| DATA EXCERPTS |
********************
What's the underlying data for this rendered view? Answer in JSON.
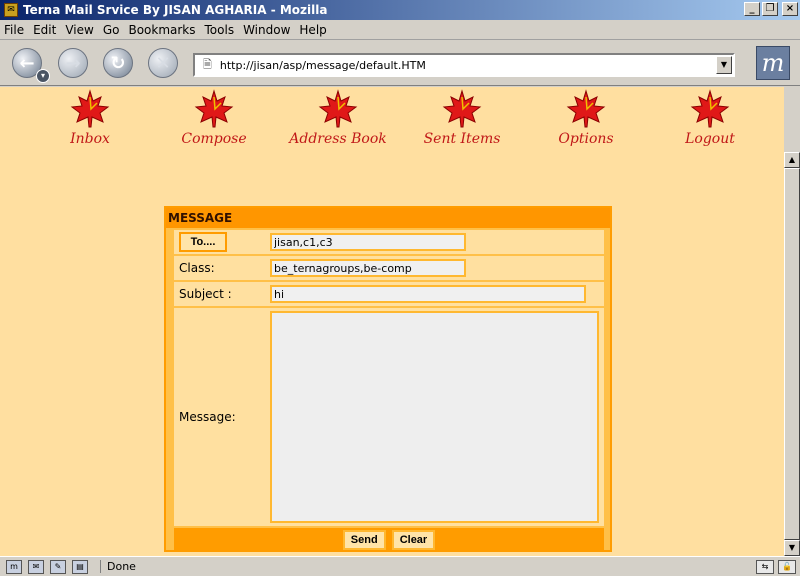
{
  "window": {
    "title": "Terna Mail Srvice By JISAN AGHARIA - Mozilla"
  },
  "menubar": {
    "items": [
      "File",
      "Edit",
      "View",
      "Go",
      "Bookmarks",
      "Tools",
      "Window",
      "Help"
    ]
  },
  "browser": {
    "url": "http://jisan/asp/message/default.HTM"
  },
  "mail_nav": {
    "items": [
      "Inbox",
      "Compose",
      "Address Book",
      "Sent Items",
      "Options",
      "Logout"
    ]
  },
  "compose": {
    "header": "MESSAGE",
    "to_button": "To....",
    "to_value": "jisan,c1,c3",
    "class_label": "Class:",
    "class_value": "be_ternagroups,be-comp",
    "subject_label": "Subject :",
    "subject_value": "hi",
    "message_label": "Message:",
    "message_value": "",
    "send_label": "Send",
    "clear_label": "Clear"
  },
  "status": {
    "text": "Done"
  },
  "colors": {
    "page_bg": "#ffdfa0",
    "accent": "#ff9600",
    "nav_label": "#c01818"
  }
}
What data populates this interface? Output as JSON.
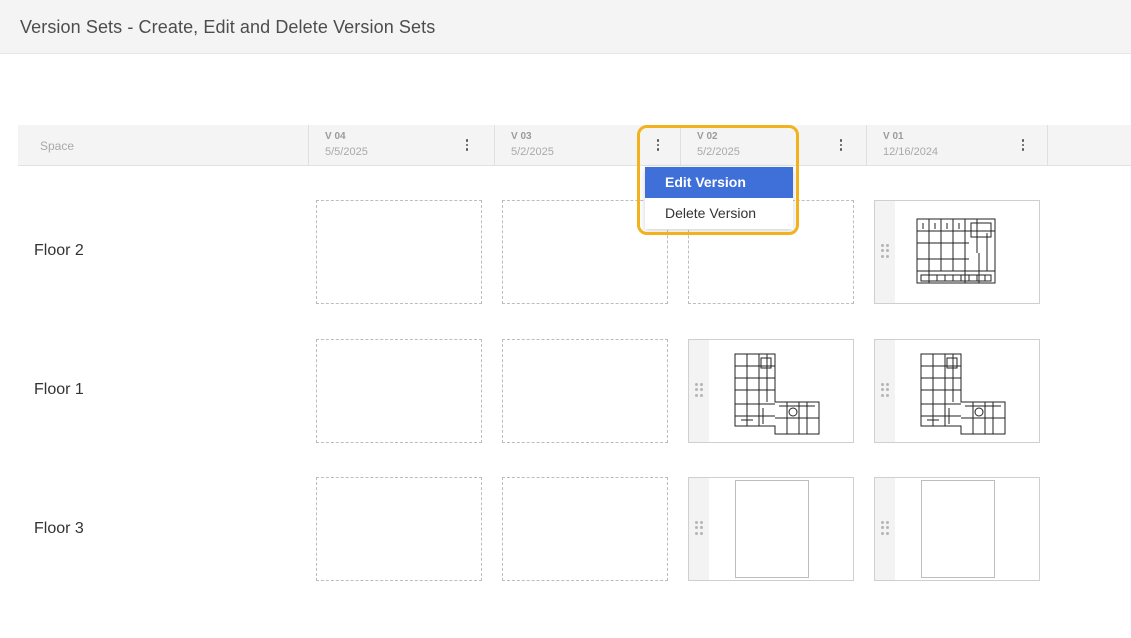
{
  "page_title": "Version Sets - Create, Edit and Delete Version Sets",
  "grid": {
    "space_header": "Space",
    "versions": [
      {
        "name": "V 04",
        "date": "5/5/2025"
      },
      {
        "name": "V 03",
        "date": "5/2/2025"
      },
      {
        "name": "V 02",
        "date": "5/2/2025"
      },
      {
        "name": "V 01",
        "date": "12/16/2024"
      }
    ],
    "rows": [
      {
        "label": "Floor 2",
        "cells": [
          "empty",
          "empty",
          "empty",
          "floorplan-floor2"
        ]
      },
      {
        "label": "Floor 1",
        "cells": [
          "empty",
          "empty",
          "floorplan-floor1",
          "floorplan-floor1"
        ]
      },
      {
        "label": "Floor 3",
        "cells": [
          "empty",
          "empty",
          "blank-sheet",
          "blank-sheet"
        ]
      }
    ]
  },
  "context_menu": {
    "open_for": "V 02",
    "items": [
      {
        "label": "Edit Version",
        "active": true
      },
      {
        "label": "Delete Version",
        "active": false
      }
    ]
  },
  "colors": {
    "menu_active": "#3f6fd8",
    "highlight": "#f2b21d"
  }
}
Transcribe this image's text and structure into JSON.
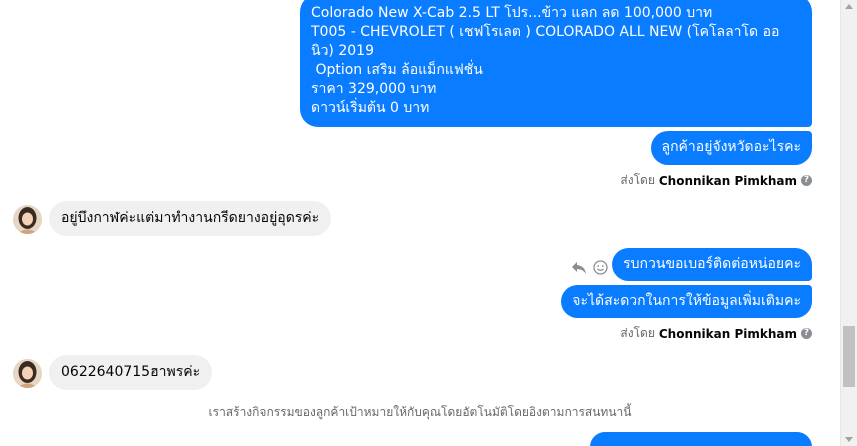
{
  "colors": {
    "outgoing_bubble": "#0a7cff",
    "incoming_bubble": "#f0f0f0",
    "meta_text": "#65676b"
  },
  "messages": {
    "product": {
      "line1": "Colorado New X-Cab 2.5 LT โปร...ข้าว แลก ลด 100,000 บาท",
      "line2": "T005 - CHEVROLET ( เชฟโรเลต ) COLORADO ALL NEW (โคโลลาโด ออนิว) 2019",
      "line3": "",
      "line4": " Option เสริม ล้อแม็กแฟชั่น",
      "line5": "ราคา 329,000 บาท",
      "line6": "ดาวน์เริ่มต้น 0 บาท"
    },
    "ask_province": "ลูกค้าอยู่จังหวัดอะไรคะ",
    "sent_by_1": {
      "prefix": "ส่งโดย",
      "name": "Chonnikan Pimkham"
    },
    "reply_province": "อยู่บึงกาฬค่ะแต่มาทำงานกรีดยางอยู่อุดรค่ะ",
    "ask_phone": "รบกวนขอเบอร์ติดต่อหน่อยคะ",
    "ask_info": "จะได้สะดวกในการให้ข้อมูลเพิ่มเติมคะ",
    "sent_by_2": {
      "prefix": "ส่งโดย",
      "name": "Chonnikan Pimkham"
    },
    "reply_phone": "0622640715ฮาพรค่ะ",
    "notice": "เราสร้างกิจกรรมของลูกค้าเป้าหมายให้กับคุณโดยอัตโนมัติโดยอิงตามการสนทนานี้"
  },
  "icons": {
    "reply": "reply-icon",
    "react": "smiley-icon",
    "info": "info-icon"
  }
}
********************
| TASK BRIEF |
Select all lines with the word "Delete" from the entries above.

| RESULT FOR THIS EXERCISE |
  "page_title": "Version Sets - Create, Edit and Delete Version Sets",
        "label": "Delete Version",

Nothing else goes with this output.